* [Problem statement] Could you transcribe the material below exactly, without leaving out a single line?

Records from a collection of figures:

Start

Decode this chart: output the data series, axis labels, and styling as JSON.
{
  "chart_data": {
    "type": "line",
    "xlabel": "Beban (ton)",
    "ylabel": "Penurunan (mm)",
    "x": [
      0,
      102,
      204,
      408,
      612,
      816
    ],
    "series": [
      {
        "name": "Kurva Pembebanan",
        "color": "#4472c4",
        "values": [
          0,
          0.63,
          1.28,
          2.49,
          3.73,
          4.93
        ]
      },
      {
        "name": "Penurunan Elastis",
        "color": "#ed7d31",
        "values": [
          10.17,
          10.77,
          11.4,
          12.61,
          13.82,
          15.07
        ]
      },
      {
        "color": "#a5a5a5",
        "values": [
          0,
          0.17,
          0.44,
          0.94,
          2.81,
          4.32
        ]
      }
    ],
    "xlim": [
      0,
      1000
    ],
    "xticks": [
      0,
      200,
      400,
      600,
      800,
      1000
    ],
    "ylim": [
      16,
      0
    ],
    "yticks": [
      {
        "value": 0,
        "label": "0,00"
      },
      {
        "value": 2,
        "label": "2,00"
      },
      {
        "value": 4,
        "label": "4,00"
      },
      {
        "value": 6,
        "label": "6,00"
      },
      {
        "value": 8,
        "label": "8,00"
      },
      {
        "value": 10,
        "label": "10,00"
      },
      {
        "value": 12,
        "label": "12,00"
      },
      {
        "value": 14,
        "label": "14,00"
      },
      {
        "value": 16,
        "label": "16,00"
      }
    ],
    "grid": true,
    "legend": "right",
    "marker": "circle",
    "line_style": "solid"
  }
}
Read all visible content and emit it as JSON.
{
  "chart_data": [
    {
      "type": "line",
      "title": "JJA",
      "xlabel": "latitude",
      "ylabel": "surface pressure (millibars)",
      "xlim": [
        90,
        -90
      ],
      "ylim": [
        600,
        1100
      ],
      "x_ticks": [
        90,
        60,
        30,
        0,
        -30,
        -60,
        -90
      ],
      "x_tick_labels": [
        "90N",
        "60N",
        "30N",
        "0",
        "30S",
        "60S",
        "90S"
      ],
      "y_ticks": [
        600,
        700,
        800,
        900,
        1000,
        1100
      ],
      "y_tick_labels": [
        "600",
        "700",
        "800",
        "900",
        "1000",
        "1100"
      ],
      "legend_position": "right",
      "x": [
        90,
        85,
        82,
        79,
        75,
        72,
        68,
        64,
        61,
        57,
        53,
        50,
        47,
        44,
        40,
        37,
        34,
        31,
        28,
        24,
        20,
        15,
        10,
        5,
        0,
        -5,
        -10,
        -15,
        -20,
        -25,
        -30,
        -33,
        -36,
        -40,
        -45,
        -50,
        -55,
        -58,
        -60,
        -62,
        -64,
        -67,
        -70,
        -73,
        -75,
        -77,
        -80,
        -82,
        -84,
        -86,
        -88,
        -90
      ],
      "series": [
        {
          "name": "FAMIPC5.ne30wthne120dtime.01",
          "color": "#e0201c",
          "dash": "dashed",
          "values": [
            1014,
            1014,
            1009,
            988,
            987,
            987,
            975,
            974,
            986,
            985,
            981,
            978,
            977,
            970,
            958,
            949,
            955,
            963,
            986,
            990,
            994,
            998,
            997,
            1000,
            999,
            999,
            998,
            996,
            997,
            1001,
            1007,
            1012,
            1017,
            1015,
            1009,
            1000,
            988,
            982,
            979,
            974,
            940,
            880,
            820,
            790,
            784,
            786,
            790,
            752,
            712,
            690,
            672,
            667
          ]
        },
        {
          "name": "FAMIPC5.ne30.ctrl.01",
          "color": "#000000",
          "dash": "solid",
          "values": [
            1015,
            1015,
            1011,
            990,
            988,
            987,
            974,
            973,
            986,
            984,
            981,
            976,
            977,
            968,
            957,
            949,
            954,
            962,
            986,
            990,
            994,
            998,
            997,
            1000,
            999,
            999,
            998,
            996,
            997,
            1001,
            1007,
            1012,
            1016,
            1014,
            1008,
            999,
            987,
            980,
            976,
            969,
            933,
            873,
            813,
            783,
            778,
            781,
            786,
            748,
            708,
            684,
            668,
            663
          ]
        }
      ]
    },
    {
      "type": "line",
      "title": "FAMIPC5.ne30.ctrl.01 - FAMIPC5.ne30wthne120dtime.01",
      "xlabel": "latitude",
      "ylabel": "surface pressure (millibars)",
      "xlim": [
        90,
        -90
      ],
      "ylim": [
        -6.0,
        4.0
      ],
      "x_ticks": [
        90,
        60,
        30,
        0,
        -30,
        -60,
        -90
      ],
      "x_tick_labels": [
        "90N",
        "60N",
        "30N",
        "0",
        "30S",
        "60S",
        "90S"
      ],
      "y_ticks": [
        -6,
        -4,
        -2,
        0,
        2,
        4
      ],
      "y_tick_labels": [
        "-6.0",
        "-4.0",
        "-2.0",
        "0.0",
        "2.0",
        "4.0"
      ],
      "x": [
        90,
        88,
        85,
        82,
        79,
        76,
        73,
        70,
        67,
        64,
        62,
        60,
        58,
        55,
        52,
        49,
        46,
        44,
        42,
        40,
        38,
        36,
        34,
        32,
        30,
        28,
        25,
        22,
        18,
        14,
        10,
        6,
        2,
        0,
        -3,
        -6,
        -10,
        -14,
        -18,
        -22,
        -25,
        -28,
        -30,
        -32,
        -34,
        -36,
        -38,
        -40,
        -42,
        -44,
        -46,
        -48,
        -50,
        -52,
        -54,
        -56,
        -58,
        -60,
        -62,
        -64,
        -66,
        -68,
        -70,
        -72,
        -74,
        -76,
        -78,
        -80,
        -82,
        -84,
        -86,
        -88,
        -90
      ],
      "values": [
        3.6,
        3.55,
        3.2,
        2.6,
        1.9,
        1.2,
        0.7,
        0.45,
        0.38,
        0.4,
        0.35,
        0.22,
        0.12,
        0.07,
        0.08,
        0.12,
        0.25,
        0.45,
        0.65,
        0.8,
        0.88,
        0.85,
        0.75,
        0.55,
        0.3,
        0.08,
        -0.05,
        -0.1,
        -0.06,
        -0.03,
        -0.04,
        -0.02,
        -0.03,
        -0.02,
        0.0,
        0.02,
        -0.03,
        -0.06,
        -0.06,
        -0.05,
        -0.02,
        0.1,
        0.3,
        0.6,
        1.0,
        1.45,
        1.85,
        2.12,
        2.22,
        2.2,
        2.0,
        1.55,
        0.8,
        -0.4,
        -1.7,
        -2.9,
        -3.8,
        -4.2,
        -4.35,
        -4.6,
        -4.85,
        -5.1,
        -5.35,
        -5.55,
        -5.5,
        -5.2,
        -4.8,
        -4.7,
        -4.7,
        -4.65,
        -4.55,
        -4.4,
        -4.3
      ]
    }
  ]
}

End

* [Expected output]
Decode this chart: output the data series, axis labels, and styling as JSON.
{
  "chart_data": {
    "type": "line",
    "xlabel": "Beban (ton)",
    "ylabel": "Penurunan (mm)",
    "x": [
      0,
      102,
      204,
      408,
      612,
      816
    ],
    "series": [
      {
        "name": "Kurva Pembebanan",
        "color": "#4472c4",
        "values": [
          0,
          0.63,
          1.28,
          2.49,
          3.73,
          4.93
        ]
      },
      {
        "name": "Penurunan Elastis",
        "color": "#ed7d31",
        "values": [
          10.17,
          10.77,
          11.4,
          12.61,
          13.82,
          15.07
        ]
      },
      {
        "color": "#a5a5a5",
        "values": [
          0,
          0.17,
          0.44,
          0.94,
          2.81,
          4.32
        ]
      }
    ],
    "xlim": [
      0,
      1000
    ],
    "xticks": [
      0,
      200,
      400,
      600,
      800,
      1000
    ],
    "ylim": [
      16,
      0
    ],
    "yticks": [
      {
        "value": 0,
        "label": "0,00"
      },
      {
        "value": 2,
        "label": "2,00"
      },
      {
        "value": 4,
        "label": "4,00"
      },
      {
        "value": 6,
        "label": "6,00"
      },
      {
        "value": 8,
        "label": "8,00"
      },
      {
        "value": 10,
        "label": "10,00"
      },
      {
        "value": 12,
        "label": "12,00"
      },
      {
        "value": 14,
        "label": "14,00"
      },
      {
        "value": 16,
        "label": "16,00"
      }
    ],
    "grid": true,
    "legend": "right",
    "marker": "circle",
    "line_style": "solid"
  }
}
Read all visible content and emit it as JSON.
{
  "chart_data": [
    {
      "type": "line",
      "title": "JJA",
      "xlabel": "latitude",
      "ylabel": "surface pressure (millibars)",
      "xlim": [
        90,
        -90
      ],
      "ylim": [
        600,
        1100
      ],
      "x_ticks": [
        90,
        60,
        30,
        0,
        -30,
        -60,
        -90
      ],
      "x_tick_labels": [
        "90N",
        "60N",
        "30N",
        "0",
        "30S",
        "60S",
        "90S"
      ],
      "y_ticks": [
        600,
        700,
        800,
        900,
        1000,
        1100
      ],
      "y_tick_labels": [
        "600",
        "700",
        "800",
        "900",
        "1000",
        "1100"
      ],
      "legend_position": "right",
      "x": [
        90,
        85,
        82,
        79,
        75,
        72,
        68,
        64,
        61,
        57,
        53,
        50,
        47,
        44,
        40,
        37,
        34,
        31,
        28,
        24,
        20,
        15,
        10,
        5,
        0,
        -5,
        -10,
        -15,
        -20,
        -25,
        -30,
        -33,
        -36,
        -40,
        -45,
        -50,
        -55,
        -58,
        -60,
        -62,
        -64,
        -67,
        -70,
        -73,
        -75,
        -77,
        -80,
        -82,
        -84,
        -86,
        -88,
        -90
      ],
      "series": [
        {
          "name": "FAMIPC5.ne30wthne120dtime.01",
          "color": "#e0201c",
          "dash": "dashed",
          "values": [
            1014,
            1014,
            1009,
            988,
            987,
            987,
            975,
            974,
            986,
            985,
            981,
            978,
            977,
            970,
            958,
            949,
            955,
            963,
            986,
            990,
            994,
            998,
            997,
            1000,
            999,
            999,
            998,
            996,
            997,
            1001,
            1007,
            1012,
            1017,
            1015,
            1009,
            1000,
            988,
            982,
            979,
            974,
            940,
            880,
            820,
            790,
            784,
            786,
            790,
            752,
            712,
            690,
            672,
            667
          ]
        },
        {
          "name": "FAMIPC5.ne30.ctrl.01",
          "color": "#000000",
          "dash": "solid",
          "values": [
            1015,
            1015,
            1011,
            990,
            988,
            987,
            974,
            973,
            986,
            984,
            981,
            976,
            977,
            968,
            957,
            949,
            954,
            962,
            986,
            990,
            994,
            998,
            997,
            1000,
            999,
            999,
            998,
            996,
            997,
            1001,
            1007,
            1012,
            1016,
            1014,
            1008,
            999,
            987,
            980,
            976,
            969,
            933,
            873,
            813,
            783,
            778,
            781,
            786,
            748,
            708,
            684,
            668,
            663
          ]
        }
      ]
    },
    {
      "type": "line",
      "title": "FAMIPC5.ne30.ctrl.01 - FAMIPC5.ne30wthne120dtime.01",
      "xlabel": "latitude",
      "ylabel": "surface pressure (millibars)",
      "xlim": [
        90,
        -90
      ],
      "ylim": [
        -6.0,
        4.0
      ],
      "x_ticks": [
        90,
        60,
        30,
        0,
        -30,
        -60,
        -90
      ],
      "x_tick_labels": [
        "90N",
        "60N",
        "30N",
        "0",
        "30S",
        "60S",
        "90S"
      ],
      "y_ticks": [
        -6,
        -4,
        -2,
        0,
        2,
        4
      ],
      "y_tick_labels": [
        "-6.0",
        "-4.0",
        "-2.0",
        "0.0",
        "2.0",
        "4.0"
      ],
      "x": [
        90,
        88,
        85,
        82,
        79,
        76,
        73,
        70,
        67,
        64,
        62,
        60,
        58,
        55,
        52,
        49,
        46,
        44,
        42,
        40,
        38,
        36,
        34,
        32,
        30,
        28,
        25,
        22,
        18,
        14,
        10,
        6,
        2,
        0,
        -3,
        -6,
        -10,
        -14,
        -18,
        -22,
        -25,
        -28,
        -30,
        -32,
        -34,
        -36,
        -38,
        -40,
        -42,
        -44,
        -46,
        -48,
        -50,
        -52,
        -54,
        -56,
        -58,
        -60,
        -62,
        -64,
        -66,
        -68,
        -70,
        -72,
        -74,
        -76,
        -78,
        -80,
        -82,
        -84,
        -86,
        -88,
        -90
      ],
      "values": [
        3.6,
        3.55,
        3.2,
        2.6,
        1.9,
        1.2,
        0.7,
        0.45,
        0.38,
        0.4,
        0.35,
        0.22,
        0.12,
        0.07,
        0.08,
        0.12,
        0.25,
        0.45,
        0.65,
        0.8,
        0.88,
        0.85,
        0.75,
        0.55,
        0.3,
        0.08,
        -0.05,
        -0.1,
        -0.06,
        -0.03,
        -0.04,
        -0.02,
        -0.03,
        -0.02,
        0.0,
        0.02,
        -0.03,
        -0.06,
        -0.06,
        -0.05,
        -0.02,
        0.1,
        0.3,
        0.6,
        1.0,
        1.45,
        1.85,
        2.12,
        2.22,
        2.2,
        2.0,
        1.55,
        0.8,
        -0.4,
        -1.7,
        -2.9,
        -3.8,
        -4.2,
        -4.35,
        -4.6,
        -4.85,
        -5.1,
        -5.35,
        -5.55,
        -5.5,
        -5.2,
        -4.8,
        -4.7,
        -4.7,
        -4.65,
        -4.55,
        -4.4,
        -4.3
      ]
    }
  ]
}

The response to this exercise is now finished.